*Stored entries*
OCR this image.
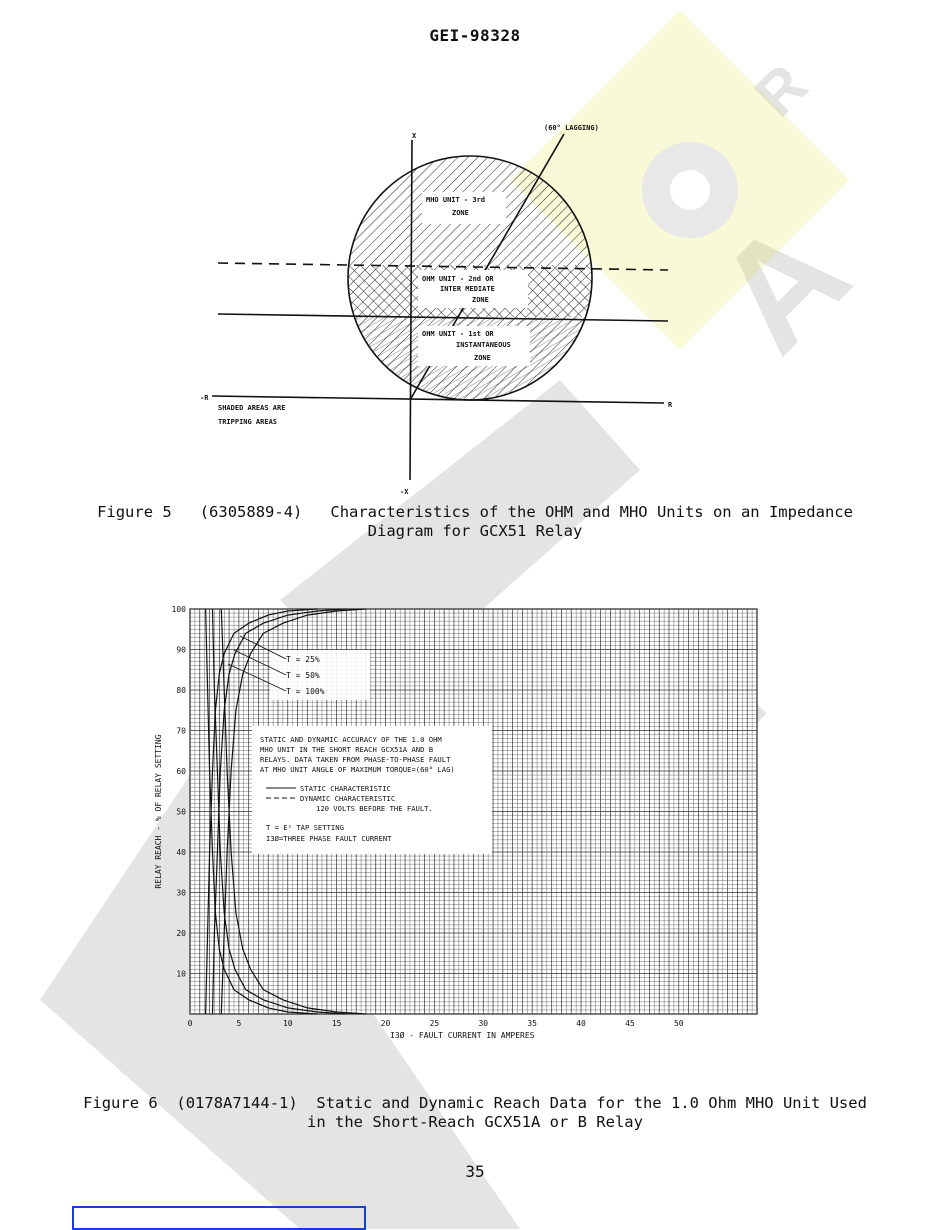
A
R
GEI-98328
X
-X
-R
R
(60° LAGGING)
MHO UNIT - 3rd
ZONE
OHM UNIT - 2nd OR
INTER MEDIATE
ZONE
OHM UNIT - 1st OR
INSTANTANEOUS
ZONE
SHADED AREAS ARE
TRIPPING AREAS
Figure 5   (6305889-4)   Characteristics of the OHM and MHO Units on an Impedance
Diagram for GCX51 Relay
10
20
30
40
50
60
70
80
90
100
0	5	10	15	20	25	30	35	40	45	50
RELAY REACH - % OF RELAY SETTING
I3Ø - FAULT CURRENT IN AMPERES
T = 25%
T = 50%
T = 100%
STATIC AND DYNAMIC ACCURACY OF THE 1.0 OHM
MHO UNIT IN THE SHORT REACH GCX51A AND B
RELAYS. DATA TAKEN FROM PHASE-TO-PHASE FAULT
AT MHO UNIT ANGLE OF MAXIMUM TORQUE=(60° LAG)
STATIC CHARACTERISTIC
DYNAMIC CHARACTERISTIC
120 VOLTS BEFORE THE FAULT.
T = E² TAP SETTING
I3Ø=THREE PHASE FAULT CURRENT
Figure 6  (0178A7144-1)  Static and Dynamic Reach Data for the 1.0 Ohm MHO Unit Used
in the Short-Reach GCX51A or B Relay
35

*Problem requirements*
Give the count of lines in the listing that hold the word "FAULT", with no other text.

*Written response*
4